*The exercise*: Only the number is wanted: how many lines of the data contain "الإيمان"?

[Saved entries]
━━━
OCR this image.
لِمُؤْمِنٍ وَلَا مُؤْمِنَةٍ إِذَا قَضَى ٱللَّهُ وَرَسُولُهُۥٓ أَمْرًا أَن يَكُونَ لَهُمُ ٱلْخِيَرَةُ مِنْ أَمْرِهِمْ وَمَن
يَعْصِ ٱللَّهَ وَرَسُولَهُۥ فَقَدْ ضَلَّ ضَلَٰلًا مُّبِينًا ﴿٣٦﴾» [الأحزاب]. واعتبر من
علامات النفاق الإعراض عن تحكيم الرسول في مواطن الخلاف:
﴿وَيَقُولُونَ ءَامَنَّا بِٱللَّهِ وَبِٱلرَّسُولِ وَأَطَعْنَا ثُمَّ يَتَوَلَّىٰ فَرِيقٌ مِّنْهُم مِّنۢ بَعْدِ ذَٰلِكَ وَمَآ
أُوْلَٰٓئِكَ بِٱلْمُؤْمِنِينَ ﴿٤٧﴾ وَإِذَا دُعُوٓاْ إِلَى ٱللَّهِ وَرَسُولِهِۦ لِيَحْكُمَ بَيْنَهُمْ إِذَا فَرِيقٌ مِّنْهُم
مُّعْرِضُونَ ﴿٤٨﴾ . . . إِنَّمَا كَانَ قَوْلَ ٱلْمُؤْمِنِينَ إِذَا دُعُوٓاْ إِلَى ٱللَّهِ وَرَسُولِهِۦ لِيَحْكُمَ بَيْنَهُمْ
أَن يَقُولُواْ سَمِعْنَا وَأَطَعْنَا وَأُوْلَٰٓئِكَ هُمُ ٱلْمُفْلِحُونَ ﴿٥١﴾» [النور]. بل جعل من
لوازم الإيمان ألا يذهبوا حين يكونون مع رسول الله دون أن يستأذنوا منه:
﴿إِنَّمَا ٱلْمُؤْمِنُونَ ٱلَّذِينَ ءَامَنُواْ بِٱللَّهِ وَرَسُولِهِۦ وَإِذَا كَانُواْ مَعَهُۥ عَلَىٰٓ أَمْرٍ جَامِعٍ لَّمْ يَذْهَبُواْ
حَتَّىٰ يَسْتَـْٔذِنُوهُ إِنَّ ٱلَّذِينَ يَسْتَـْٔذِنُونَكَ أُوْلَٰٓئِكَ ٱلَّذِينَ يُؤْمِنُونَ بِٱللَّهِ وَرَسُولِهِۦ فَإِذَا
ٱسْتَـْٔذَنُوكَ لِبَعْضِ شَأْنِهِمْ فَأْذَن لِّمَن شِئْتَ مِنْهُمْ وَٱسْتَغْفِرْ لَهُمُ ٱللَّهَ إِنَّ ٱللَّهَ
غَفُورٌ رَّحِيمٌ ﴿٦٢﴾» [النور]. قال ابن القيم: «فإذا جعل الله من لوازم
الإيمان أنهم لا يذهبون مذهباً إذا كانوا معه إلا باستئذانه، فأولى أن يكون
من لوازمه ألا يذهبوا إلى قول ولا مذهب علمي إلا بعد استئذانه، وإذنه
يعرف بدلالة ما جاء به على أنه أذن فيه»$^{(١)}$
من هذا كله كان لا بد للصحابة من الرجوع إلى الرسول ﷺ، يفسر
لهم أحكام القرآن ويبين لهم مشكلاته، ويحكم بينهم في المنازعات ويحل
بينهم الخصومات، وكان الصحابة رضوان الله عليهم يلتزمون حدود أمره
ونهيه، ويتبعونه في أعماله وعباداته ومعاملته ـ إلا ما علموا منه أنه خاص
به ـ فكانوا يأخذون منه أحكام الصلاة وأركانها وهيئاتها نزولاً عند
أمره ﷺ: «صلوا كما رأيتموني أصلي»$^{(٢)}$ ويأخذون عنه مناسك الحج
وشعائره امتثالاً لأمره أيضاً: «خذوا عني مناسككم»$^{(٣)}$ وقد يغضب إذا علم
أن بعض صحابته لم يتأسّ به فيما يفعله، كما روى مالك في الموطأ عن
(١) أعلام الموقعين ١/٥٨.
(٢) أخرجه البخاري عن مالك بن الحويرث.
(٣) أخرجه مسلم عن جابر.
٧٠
━━━
*Output for this exercise*: 2